### Goal
Look through the data below and return each line where "JSON" appears.

(Data items)
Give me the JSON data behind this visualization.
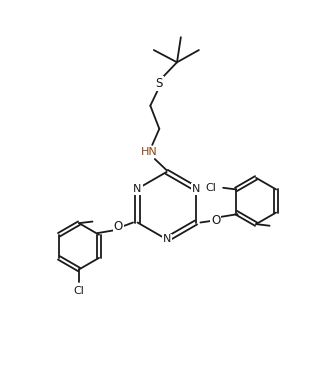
{
  "bg_color": "#ffffff",
  "line_color": "#1a1a1a",
  "hn_color": "#8B4513",
  "figsize": [
    3.27,
    3.92
  ],
  "dpi": 100,
  "xlim": [
    0,
    10
  ],
  "ylim": [
    0,
    12
  ]
}
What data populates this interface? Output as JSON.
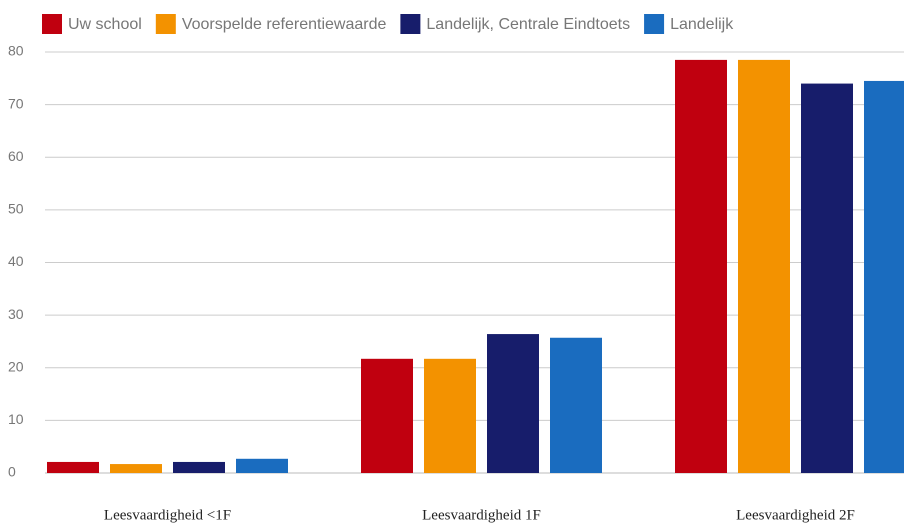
{
  "chart_data": {
    "type": "bar",
    "categories": [
      "Leesvaardigheid <1F",
      "Leesvaardigheid 1F",
      "Leesvaardigheid 2F"
    ],
    "series": [
      {
        "name": "Uw school",
        "color": "#c0000f",
        "values": [
          2.1,
          21.7,
          78.5
        ]
      },
      {
        "name": "Voorspelde referentiewaarde",
        "color": "#f39200",
        "values": [
          1.7,
          21.7,
          78.5
        ]
      },
      {
        "name": "Landelijk, Centrale Eindtoets",
        "color": "#171d6b",
        "values": [
          2.1,
          26.4,
          74
        ]
      },
      {
        "name": "Landelijk",
        "color": "#1a6cbf",
        "values": [
          2.7,
          25.7,
          74.5
        ]
      }
    ],
    "ylim": [
      0,
      80
    ],
    "yticks": [
      0,
      10,
      20,
      30,
      40,
      50,
      60,
      70,
      80
    ],
    "grid": true,
    "legend": "top"
  }
}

### Task answer
Give me the JSON data behind this visualization.
What data populates this interface? Output as JSON.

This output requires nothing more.